Stated task: Omit all pictures. Copy the rest of the material exactly.

Material:
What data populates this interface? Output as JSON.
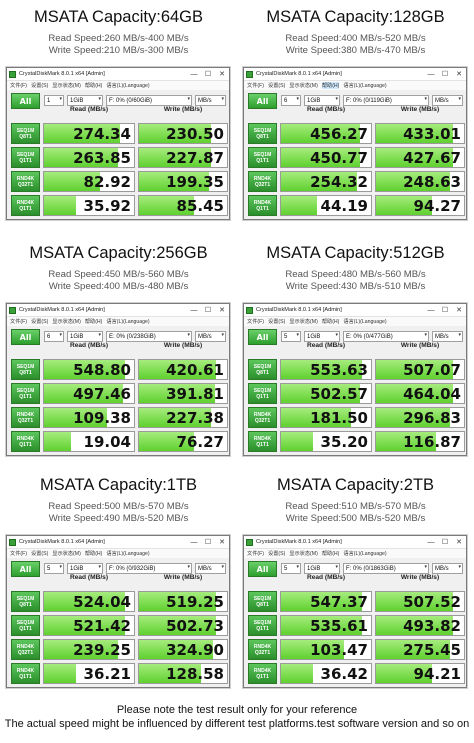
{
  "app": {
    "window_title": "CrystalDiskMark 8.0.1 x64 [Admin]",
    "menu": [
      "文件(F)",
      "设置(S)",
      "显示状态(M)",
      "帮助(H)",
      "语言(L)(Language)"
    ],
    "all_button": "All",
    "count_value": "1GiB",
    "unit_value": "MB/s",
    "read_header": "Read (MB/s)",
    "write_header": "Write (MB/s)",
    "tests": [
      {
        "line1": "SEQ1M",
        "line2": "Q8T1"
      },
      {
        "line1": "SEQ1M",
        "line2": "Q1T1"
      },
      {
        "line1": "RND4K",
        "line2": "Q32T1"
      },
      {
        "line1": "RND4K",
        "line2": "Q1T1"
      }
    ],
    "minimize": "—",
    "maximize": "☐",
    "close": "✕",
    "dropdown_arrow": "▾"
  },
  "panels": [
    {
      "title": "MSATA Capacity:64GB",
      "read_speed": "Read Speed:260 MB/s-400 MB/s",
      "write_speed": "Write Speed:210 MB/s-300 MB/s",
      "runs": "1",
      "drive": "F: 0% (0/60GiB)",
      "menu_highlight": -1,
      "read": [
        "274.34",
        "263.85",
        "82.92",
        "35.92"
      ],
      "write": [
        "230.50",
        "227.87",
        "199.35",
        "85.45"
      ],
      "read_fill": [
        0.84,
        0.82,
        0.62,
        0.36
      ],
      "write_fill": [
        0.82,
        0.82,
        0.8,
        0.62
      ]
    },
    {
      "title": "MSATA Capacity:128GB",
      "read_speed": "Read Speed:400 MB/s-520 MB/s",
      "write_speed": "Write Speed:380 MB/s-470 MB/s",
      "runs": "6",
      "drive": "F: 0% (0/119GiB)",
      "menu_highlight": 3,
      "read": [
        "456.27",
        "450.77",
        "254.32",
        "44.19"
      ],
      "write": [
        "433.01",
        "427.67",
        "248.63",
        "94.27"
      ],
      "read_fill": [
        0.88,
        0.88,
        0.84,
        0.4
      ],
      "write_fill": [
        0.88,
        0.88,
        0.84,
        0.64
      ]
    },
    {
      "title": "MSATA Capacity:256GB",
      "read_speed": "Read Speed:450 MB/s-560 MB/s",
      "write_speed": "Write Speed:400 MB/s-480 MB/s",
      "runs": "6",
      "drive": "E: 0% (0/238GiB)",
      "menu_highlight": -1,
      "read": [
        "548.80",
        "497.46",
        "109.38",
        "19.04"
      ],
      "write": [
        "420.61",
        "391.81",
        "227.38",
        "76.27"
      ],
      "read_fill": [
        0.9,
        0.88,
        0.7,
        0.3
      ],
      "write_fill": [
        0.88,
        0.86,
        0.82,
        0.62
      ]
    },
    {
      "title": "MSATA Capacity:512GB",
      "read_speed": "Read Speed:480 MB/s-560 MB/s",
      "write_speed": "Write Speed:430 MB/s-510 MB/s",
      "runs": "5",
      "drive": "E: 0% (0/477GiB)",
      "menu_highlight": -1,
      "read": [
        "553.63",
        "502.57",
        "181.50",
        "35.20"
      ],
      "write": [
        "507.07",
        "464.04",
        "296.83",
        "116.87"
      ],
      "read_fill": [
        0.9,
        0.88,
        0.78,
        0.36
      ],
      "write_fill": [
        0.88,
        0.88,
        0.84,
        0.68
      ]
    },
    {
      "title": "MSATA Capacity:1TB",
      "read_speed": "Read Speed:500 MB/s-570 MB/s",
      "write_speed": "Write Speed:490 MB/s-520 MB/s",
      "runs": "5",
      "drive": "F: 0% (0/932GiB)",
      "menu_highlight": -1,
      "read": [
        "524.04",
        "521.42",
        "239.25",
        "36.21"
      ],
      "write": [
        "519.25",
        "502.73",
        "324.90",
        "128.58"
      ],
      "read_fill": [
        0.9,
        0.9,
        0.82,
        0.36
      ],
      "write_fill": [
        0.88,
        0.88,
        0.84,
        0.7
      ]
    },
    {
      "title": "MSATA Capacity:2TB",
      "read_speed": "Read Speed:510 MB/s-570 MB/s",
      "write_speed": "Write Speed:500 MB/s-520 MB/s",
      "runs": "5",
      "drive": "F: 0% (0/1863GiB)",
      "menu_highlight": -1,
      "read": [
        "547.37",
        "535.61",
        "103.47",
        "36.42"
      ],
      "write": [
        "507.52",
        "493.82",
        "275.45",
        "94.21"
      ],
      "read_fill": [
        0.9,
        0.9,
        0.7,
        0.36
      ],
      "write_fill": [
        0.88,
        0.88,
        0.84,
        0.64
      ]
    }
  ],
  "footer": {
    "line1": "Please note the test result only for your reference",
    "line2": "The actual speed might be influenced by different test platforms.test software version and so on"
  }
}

Exercise output:
What data populates this interface? Output as JSON.
{
  "app": {
    "window_title": "CrystalDiskMark 8.0.1 x64 [Admin]",
    "menu": [
      "文件(F)",
      "设置(S)",
      "显示状态(M)",
      "帮助(H)",
      "语言(L)(Language)"
    ],
    "all_button": "All",
    "count_value": "1GiB",
    "unit_value": "MB/s",
    "read_header": "Read (MB/s)",
    "write_header": "Write (MB/s)",
    "tests": [
      {
        "line1": "SEQ1M",
        "line2": "Q8T1"
      },
      {
        "line1": "SEQ1M",
        "line2": "Q1T1"
      },
      {
        "line1": "RND4K",
        "line2": "Q32T1"
      },
      {
        "line1": "RND4K",
        "line2": "Q1T1"
      }
    ],
    "minimize": "—",
    "maximize": "☐",
    "close": "✕",
    "dropdown_arrow": "▾"
  },
  "panels": [
    {
      "title": "MSATA Capacity:64GB",
      "read_speed": "Read Speed:260 MB/s-400 MB/s",
      "write_speed": "Write Speed:210 MB/s-300 MB/s",
      "runs": "1",
      "drive": "F: 0% (0/60GiB)",
      "menu_highlight": -1,
      "read": [
        "274.34",
        "263.85",
        "82.92",
        "35.92"
      ],
      "write": [
        "230.50",
        "227.87",
        "199.35",
        "85.45"
      ],
      "read_fill": [
        0.84,
        0.82,
        0.62,
        0.36
      ],
      "write_fill": [
        0.82,
        0.82,
        0.8,
        0.62
      ]
    },
    {
      "title": "MSATA Capacity:128GB",
      "read_speed": "Read Speed:400 MB/s-520 MB/s",
      "write_speed": "Write Speed:380 MB/s-470 MB/s",
      "runs": "6",
      "drive": "F: 0% (0/119GiB)",
      "menu_highlight": 3,
      "read": [
        "456.27",
        "450.77",
        "254.32",
        "44.19"
      ],
      "write": [
        "433.01",
        "427.67",
        "248.63",
        "94.27"
      ],
      "read_fill": [
        0.88,
        0.88,
        0.84,
        0.4
      ],
      "write_fill": [
        0.88,
        0.88,
        0.84,
        0.64
      ]
    },
    {
      "title": "MSATA Capacity:256GB",
      "read_speed": "Read Speed:450 MB/s-560 MB/s",
      "write_speed": "Write Speed:400 MB/s-480 MB/s",
      "runs": "6",
      "drive": "E: 0% (0/238GiB)",
      "menu_highlight": -1,
      "read": [
        "548.80",
        "497.46",
        "109.38",
        "19.04"
      ],
      "write": [
        "420.61",
        "391.81",
        "227.38",
        "76.27"
      ],
      "read_fill": [
        0.9,
        0.88,
        0.7,
        0.3
      ],
      "write_fill": [
        0.88,
        0.86,
        0.82,
        0.62
      ]
    },
    {
      "title": "MSATA Capacity:512GB",
      "read_speed": "Read Speed:480 MB/s-560 MB/s",
      "write_speed": "Write Speed:430 MB/s-510 MB/s",
      "runs": "5",
      "drive": "E: 0% (0/477GiB)",
      "menu_highlight": -1,
      "read": [
        "553.63",
        "502.57",
        "181.50",
        "35.20"
      ],
      "write": [
        "507.07",
        "464.04",
        "296.83",
        "116.87"
      ],
      "read_fill": [
        0.9,
        0.88,
        0.78,
        0.36
      ],
      "write_fill": [
        0.88,
        0.88,
        0.84,
        0.68
      ]
    },
    {
      "title": "MSATA Capacity:1TB",
      "read_speed": "Read Speed:500 MB/s-570 MB/s",
      "write_speed": "Write Speed:490 MB/s-520 MB/s",
      "runs": "5",
      "drive": "F: 0% (0/932GiB)",
      "menu_highlight": -1,
      "read": [
        "524.04",
        "521.42",
        "239.25",
        "36.21"
      ],
      "write": [
        "519.25",
        "502.73",
        "324.90",
        "128.58"
      ],
      "read_fill": [
        0.9,
        0.9,
        0.82,
        0.36
      ],
      "write_fill": [
        0.88,
        0.88,
        0.84,
        0.7
      ]
    },
    {
      "title": "MSATA Capacity:2TB",
      "read_speed": "Read Speed:510 MB/s-570 MB/s",
      "write_speed": "Write Speed:500 MB/s-520 MB/s",
      "runs": "5",
      "drive": "F: 0% (0/1863GiB)",
      "menu_highlight": -1,
      "read": [
        "547.37",
        "535.61",
        "103.47",
        "36.42"
      ],
      "write": [
        "507.52",
        "493.82",
        "275.45",
        "94.21"
      ],
      "read_fill": [
        0.9,
        0.9,
        0.7,
        0.36
      ],
      "write_fill": [
        0.88,
        0.88,
        0.84,
        0.64
      ]
    }
  ],
  "footer": {
    "line1": "Please note the test result only for your reference",
    "line2": "The actual speed might be influenced by different test platforms.test software version and so on"
  }
}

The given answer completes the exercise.